+++ RECORDS SHOWN
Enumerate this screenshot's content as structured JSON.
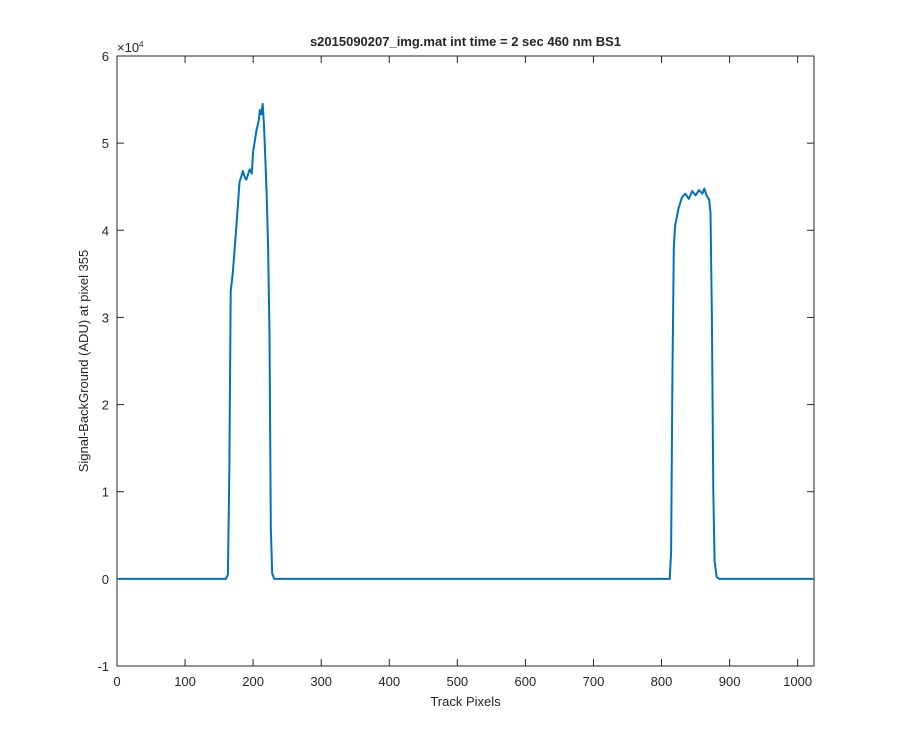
{
  "chart_data": {
    "type": "line",
    "title": "s2015090207_img.mat int time = 2 sec  460 nm BS1",
    "xlabel": "Track Pixels",
    "ylabel": "Signal-BackGround (ADU) at pixel 355",
    "xlim": [
      0,
      1024
    ],
    "ylim": [
      -10000,
      60000
    ],
    "xticks": [
      0,
      100,
      200,
      300,
      400,
      500,
      600,
      700,
      800,
      900,
      1000
    ],
    "yticks": [
      -10000,
      0,
      10000,
      20000,
      30000,
      40000,
      50000,
      60000
    ],
    "ytick_labels": [
      "-1",
      "0",
      "1",
      "2",
      "3",
      "4",
      "5",
      "6"
    ],
    "y_exponent_label": "×10",
    "y_exponent_power": "4",
    "grid": false,
    "line_color": "#0072BD",
    "series": [
      {
        "x": [
          0,
          100,
          160,
          163,
          165,
          167,
          170,
          175,
          180,
          185,
          188,
          190,
          195,
          198,
          200,
          203,
          205,
          208,
          210,
          212,
          214,
          216,
          218,
          220,
          222,
          224,
          226,
          228,
          231,
          235,
          300,
          400,
          500,
          600,
          700,
          800,
          812,
          814,
          816,
          818,
          820,
          825,
          830,
          835,
          840,
          845,
          850,
          855,
          860,
          863,
          866,
          870,
          872,
          874,
          876,
          878,
          881,
          885,
          950,
          1024
        ],
        "y": [
          0,
          0,
          0,
          500,
          12000,
          33000,
          35000,
          40000,
          45500,
          46800,
          46000,
          45800,
          47000,
          46500,
          49000,
          50500,
          51500,
          52500,
          53800,
          53300,
          54500,
          52000,
          48000,
          44000,
          38000,
          28000,
          6000,
          600,
          0,
          0,
          0,
          0,
          0,
          0,
          0,
          0,
          0,
          3000,
          23000,
          38000,
          40500,
          42500,
          43800,
          44200,
          43600,
          44500,
          44000,
          44600,
          44200,
          44800,
          44000,
          43500,
          42000,
          30000,
          10000,
          2000,
          200,
          0,
          0,
          0
        ]
      }
    ]
  }
}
++++++
| DIRECTIVE |
Reproduce the listing above exactly, excluding all pictures.

| WRITTEN SOLUTION |
Enumerate this screenshot's content as structured JSON.
{
  "chart_data": {
    "type": "line",
    "title": "s2015090207_img.mat int time = 2 sec  460 nm BS1",
    "xlabel": "Track Pixels",
    "ylabel": "Signal-BackGround (ADU) at pixel 355",
    "xlim": [
      0,
      1024
    ],
    "ylim": [
      -10000,
      60000
    ],
    "xticks": [
      0,
      100,
      200,
      300,
      400,
      500,
      600,
      700,
      800,
      900,
      1000
    ],
    "yticks": [
      -10000,
      0,
      10000,
      20000,
      30000,
      40000,
      50000,
      60000
    ],
    "ytick_labels": [
      "-1",
      "0",
      "1",
      "2",
      "3",
      "4",
      "5",
      "6"
    ],
    "y_exponent_label": "×10",
    "y_exponent_power": "4",
    "grid": false,
    "line_color": "#0072BD",
    "series": [
      {
        "x": [
          0,
          100,
          160,
          163,
          165,
          167,
          170,
          175,
          180,
          185,
          188,
          190,
          195,
          198,
          200,
          203,
          205,
          208,
          210,
          212,
          214,
          216,
          218,
          220,
          222,
          224,
          226,
          228,
          231,
          235,
          300,
          400,
          500,
          600,
          700,
          800,
          812,
          814,
          816,
          818,
          820,
          825,
          830,
          835,
          840,
          845,
          850,
          855,
          860,
          863,
          866,
          870,
          872,
          874,
          876,
          878,
          881,
          885,
          950,
          1024
        ],
        "y": [
          0,
          0,
          0,
          500,
          12000,
          33000,
          35000,
          40000,
          45500,
          46800,
          46000,
          45800,
          47000,
          46500,
          49000,
          50500,
          51500,
          52500,
          53800,
          53300,
          54500,
          52000,
          48000,
          44000,
          38000,
          28000,
          6000,
          600,
          0,
          0,
          0,
          0,
          0,
          0,
          0,
          0,
          0,
          3000,
          23000,
          38000,
          40500,
          42500,
          43800,
          44200,
          43600,
          44500,
          44000,
          44600,
          44200,
          44800,
          44000,
          43500,
          42000,
          30000,
          10000,
          2000,
          200,
          0,
          0,
          0
        ]
      }
    ]
  }
}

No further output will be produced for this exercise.